» **Stored dataset items**
======
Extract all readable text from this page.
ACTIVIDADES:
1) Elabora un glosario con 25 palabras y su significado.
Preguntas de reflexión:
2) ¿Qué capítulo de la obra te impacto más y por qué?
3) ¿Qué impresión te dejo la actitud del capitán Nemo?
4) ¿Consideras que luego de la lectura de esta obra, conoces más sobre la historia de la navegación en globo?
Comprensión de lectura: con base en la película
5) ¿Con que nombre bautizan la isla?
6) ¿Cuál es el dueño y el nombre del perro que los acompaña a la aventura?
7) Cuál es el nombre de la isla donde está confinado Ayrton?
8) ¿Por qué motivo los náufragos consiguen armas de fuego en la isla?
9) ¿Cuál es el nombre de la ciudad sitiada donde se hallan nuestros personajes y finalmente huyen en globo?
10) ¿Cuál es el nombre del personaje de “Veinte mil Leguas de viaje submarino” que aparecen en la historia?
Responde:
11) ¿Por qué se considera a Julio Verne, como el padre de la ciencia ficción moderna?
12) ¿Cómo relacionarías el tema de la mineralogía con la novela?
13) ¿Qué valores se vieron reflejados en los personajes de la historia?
======
Make an exact copy of every line in the data.

Extract all readable text from this page.
ACTIVIDADES:
1) Elabora un glosario con 25 palabras y su significado.
Preguntas de reflexión:
2) ¿Qué capítulo de la obra te impacto más y por qué?
3) ¿Qué impresión te dejo la actitud del capitán Nemo?
4) ¿Consideras que luego de la lectura de esta obra, conoces más sobre la historia de la navegación en globo?
Comprensión de lectura: con base en la película
5) ¿Con que nombre bautizan la isla?
6) ¿Cuál es el dueño y el nombre del perro que los acompaña a la aventura?
7) Cuál es el nombre de la isla donde está confinado Ayrton?
8) ¿Por qué motivo los náufragos consiguen armas de fuego en la isla?
9) ¿Cuál es el nombre de la ciudad sitiada donde se hallan nuestros personajes y finalmente huyen en globo?
10) ¿Cuál es el nombre del personaje de “Veinte mil Leguas de viaje submarino” que aparecen en la historia?
Responde:
11) ¿Por qué se considera a Julio Verne, como el padre de la ciencia ficción moderna?
12) ¿Cómo relacionarías el tema de la mineralogía con la novela?
13) ¿Qué valores se vieron reflejados en los personajes de la historia?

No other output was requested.